Ausgangstext
┌──

Der EuGH hat entschieden, dass das Vorhandensein von Treibstoff auf einem Rollfeld, das zu dessen Schließung und deswegen zu erheblicher Verspätung eines Fluges geführt hat, einen außergewöhnlichen Umstand darstellt, der die Fluglinie von einer Entschädigungspflicht wegen Flugverspätung befreien kann.
EuGH, Urteil vom 26.06.2019, C-159/18 – Moens/Ryanair
Herr M. verlangt von Ryanair eine pauschale Entschädigung von 250 Euro, weil sein Flug von Treviso (Italien) nach Charleroi (Belgien) über vier Stunden Verspätung hatte. Ryanair lehnte eine Zahlung mit der Begründung ab, dass die Verspätung auf einen außergewöhnlichen Umstand zurückzuführen sei, die Startbahn habe nämlich wegen ausgelaufenem Treibstoff geschlossen werden müssen. Das von Herrn M. angerufene Friedensgericht des dritten Kantons von Charleroi hat den EuGH vor diesem Hintergrund um Auslegung der EU-Fluggastrechteverordnung ersucht.
Der EuGH hat dem Friedensgericht des dritten Kantons von Charleroi wie folgt geantwortet:
1. Art. 5 Abs. 3 der Verordnung (EG) Nr. 261/2004 des Europäischen Parlaments und des Rates vom 11.02.2004 über eine gemeinsame Regelung für Ausgleichs- und Unterstützungsleistungen für Fluggäste im Fall der Nichtbeförderung und bei Annullierung oder großer Verspätung von Flügen und zur Aufhebung der Verordnung (EWG) Nr. 295/91 sei im Licht ihrer Erwägungsgründe 14 und 15 dahin auszulegen, dass das Vorhandensein von Treibstoff auf einer Flughafenrollbahn, das zu deren Schließung und folglich zur erheblichen Abflug- oder Ankunftsverspätung auf diesem Flughafen geführt hatte, unter den Begriff „außergewöhnliche Umstände“ im Sinne dieser Bestimmung falle, wenn der fragliche Treibstoff nicht von einem Flugzeug des Luftfahrtunternehmens stamme, das diesen Flug durchgeführt habe.

└──

Folgendes bearbeiten
A. Zitieren Sie aus dem Text über das EuGH-Urteil zum Treibstoff auf dem Rollfeld den Abschnitt, der mit den Worten „EuGH, Urteil vom“ einsetzt und mit „der EU-Fluggastrechteverordnung ersucht.“ schließt.
B. Führen Sie den Text über das EuGH-Urteil zum Treibstoff auf dem Rollfeld im Anschluss an seinen letzten Satz fort.
Die Einträge haben einen anderen Ursprung als der Text über das EuGH-Urteil zum Treibstoff auf dem Rollfeld.

Aufgeführte Einträge

┌──

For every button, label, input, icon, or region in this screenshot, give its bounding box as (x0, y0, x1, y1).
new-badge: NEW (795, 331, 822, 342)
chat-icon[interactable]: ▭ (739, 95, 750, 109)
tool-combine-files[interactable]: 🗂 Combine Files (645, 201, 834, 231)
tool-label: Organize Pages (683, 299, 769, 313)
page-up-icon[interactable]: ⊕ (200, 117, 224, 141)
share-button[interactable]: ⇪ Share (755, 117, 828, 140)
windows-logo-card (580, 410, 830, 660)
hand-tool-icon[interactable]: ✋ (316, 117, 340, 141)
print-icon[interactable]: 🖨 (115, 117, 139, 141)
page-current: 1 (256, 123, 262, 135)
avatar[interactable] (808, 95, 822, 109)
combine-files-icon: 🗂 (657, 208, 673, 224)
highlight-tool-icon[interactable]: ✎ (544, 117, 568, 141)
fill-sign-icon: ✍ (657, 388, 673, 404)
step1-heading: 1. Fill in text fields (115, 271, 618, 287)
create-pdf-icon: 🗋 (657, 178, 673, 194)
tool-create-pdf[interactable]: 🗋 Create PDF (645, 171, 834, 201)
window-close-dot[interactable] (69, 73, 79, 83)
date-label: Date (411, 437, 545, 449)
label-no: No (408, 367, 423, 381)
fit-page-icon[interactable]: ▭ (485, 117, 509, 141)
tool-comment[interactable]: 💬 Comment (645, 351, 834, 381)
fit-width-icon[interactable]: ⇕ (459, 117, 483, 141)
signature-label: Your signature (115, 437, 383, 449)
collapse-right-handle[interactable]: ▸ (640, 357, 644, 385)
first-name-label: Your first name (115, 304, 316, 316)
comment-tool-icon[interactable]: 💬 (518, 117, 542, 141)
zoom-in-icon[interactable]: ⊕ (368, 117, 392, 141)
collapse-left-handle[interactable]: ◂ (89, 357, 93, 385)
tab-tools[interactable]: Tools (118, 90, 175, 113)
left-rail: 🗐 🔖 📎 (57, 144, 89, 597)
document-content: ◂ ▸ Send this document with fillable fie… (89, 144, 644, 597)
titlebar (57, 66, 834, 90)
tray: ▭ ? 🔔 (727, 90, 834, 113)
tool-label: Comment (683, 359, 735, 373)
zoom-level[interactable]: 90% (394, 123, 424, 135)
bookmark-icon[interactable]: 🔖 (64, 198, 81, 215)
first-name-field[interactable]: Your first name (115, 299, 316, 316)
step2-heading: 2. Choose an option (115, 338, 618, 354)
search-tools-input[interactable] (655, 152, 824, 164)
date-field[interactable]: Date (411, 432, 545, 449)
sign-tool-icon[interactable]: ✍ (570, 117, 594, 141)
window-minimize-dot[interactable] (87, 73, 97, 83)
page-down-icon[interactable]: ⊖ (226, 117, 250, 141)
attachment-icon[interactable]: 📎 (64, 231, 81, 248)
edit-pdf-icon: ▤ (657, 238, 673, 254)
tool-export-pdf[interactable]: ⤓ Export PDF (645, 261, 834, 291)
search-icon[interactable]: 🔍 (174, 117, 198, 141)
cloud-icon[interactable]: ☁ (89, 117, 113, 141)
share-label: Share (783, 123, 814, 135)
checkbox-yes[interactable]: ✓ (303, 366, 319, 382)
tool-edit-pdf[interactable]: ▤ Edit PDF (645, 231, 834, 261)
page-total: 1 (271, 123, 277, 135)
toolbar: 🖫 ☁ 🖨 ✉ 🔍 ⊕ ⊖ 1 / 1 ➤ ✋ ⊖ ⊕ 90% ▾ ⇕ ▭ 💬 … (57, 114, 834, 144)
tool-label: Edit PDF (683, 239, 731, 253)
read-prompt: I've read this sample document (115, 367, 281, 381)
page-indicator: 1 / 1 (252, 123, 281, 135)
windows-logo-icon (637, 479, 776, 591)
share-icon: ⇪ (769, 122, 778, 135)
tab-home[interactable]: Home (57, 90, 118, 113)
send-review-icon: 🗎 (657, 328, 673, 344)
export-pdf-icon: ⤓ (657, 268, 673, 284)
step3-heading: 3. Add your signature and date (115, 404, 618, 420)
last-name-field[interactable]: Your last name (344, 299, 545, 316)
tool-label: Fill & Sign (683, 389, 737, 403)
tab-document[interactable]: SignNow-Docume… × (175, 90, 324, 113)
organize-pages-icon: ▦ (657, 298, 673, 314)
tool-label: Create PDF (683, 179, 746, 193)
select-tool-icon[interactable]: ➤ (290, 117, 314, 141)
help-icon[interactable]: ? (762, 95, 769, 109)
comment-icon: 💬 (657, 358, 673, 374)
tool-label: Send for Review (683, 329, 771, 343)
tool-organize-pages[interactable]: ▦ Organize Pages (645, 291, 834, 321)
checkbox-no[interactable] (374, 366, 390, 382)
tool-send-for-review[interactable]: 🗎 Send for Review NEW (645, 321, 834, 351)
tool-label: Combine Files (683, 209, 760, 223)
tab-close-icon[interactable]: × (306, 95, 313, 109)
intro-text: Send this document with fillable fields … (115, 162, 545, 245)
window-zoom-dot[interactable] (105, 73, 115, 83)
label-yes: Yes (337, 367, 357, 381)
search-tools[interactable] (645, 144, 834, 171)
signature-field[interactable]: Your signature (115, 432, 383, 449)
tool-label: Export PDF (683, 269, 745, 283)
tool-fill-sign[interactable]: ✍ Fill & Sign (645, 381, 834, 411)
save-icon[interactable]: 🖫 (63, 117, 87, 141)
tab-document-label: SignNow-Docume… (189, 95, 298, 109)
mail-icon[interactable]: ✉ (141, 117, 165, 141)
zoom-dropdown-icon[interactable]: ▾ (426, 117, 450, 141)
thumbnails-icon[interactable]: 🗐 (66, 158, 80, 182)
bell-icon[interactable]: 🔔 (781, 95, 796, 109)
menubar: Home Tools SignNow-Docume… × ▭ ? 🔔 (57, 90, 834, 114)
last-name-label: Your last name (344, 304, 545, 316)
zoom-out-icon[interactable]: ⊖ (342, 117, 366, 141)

└──

Schriftliche Antworten
A.
EuGH, Urteil vom 26.06.2019, C-159/18 – Moens/Ryanair
Herr M. verlangt von Ryanair eine pauschale Entschädigung von 250 Euro, weil sein Flug von Treviso (Italien) nach Charleroi (Belgien) über vier Stunden Verspätung hatte. Ryanair lehnte eine Zahlung mit der Begründung ab, dass die Verspätung auf einen außergewöhnlichen Umstand zurückzuführen sei, die Startbahn habe nämlich wegen ausgelaufenem Treibstoff geschlossen werden müssen. Das von Herrn M. angerufene Friedensgericht des dritten Kantons von Charleroi hat den EuGH vor diesem Hintergrund um Auslegung der EU-Fluggastrechteverordnung ersucht.

B.
2. Art. 5 Abs. 3 der Verordnung Nr. 261/2004 sei im Licht ihrer Erwägungsgründe 14 und 15 dahin auszulegen, dass das Vorhandensein von Treibstoff auf einer Flughafenrollbahn, das zu deren Schließung geführt hatte und das unstreitig ein „außergewöhnlicher Umstand“ sei, als ein Umstand anzusehen sei, der sich auch dann nicht hätte vermeiden lassen, wenn alle zumutbaren Maßnahmen im Sinne dieser Bestimmung ergriffen worden wären.
Zu Antwort 1: Ein Luftfahrtunternehmen sei von seiner Verpflichtung zu Ausgleichszahlungen an die Fluggäste befreit, wenn es nachweisen könne, dass die Annullierung des Fluges bzw. dessen um drei Stunden oder mehr verspätete Ankunft auf „außergewöhnliche Umstände“ zurückgehe, die sich auch dann nicht hätten vermeiden lassen, wenn alle zumutbaren Maßnahmen ergriffen worden wären oder es bei Eintritt eines solchen Umstands die der Situation angemessenen Maßnahmen ergriffen habe, indem es alle ihm zur Verfügung stehenden personellen, materiellen und finanziellen Mittel eingesetzt habe, um zu vermeiden, dass dieser zur Annullierung oder zur großen Verspätung des betreffenden Fluges führe.
Das Vorhandensein von Treibstoff auf einer Flughafenrollbahn, das zu deren Schließung und folglich zur erheblichen Abflug- oder Ankunftsverspätung auf diesem Flughafen geführt habe, könne seiner Natur oder Ursache nach nicht als Teil der normalen Ausübung der Tätigkeit des betroffenen Luftfahrtunternehmens angesehen werden. Im Übrigen sei ein solcher Umstand von dem betreffenden Luftfahrtunternehmen nicht tatsächlich zu beherrschen, da die Instandhaltung des Rollfelds nicht in dessen Zuständigkeit falle und die Entscheidung der zuständigen Flughafenbehörden, ein Flughafenrollfeld zu schließen, für die Luftfahrtunternehmen verbindlich sei. Daher sei das Vorhandensein von Treibstoff auf einer Flughafenrollbahn, das zu deren Schließung und folglich einer erheblichen Flugverspätung geführt habe, als „außergewöhnlicher Umstand“ anzusehen.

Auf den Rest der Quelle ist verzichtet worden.